Reproduce the listing verbatim.
☆ ☆ ☆
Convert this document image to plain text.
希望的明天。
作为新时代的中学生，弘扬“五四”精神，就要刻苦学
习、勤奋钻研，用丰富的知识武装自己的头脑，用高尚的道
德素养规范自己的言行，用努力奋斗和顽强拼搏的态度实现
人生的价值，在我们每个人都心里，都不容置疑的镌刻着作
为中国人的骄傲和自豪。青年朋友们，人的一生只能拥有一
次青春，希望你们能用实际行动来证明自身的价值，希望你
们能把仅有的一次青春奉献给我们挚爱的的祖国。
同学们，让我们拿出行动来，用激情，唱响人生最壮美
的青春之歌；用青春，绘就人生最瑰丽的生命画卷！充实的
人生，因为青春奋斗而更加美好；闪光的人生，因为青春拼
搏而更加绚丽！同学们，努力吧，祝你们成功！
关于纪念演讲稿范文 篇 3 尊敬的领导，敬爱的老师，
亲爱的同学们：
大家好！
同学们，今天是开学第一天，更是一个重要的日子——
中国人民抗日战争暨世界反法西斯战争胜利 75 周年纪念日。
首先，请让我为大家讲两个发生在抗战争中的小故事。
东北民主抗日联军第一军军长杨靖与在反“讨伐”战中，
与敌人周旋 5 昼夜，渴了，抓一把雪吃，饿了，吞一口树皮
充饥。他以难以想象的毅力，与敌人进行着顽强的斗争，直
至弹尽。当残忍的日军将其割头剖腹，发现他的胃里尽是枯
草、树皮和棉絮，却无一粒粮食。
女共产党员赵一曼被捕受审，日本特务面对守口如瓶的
☆ ☆ ☆
Solution to this task:
Convert this document image to plain text.
希望的明天。
作为新时代的中学生，弘扬“五四”精神，就要刻苦学
习、勤奋钻研，用丰富的知识武装自己的头脑，用高尚的道
德素养规范自己的言行，用努力奋斗和顽强拼搏的态度实现
人生的价值，在我们每个人都心里，都不容置疑的镌刻着作
为中国人的骄傲和自豪。青年朋友们，人的一生只能拥有一
次青春，希望你们能用实际行动来证明自身的价值，希望你
们能把仅有的一次青春奉献给我们挚爱的的祖国。
同学们，让我们拿出行动来，用激情，唱响人生最壮美
的青春之歌；用青春，绘就人生最瑰丽的生命画卷！充实的
人生，因为青春奋斗而更加美好；闪光的人生，因为青春拼
搏而更加绚丽！同学们，努力吧，祝你们成功！
关于纪念演讲稿范文 篇 3 尊敬的领导，敬爱的老师，
亲爱的同学们：
大家好！
同学们，今天是开学第一天，更是一个重要的日子——
中国人民抗日战争暨世界反法西斯战争胜利 75 周年纪念日。
首先，请让我为大家讲两个发生在抗战争中的小故事。
东北民主抗日联军第一军军长杨靖与在反“讨伐”战中，
与敌人周旋 5 昼夜，渴了，抓一把雪吃，饿了，吞一口树皮
充饥。他以难以想象的毅力，与敌人进行着顽强的斗争，直
至弹尽。当残忍的日军将其割头剖腹，发现他的胃里尽是枯
草、树皮和棉絮，却无一粒粮食。
女共产党员赵一曼被捕受审，日本特务面对守口如瓶的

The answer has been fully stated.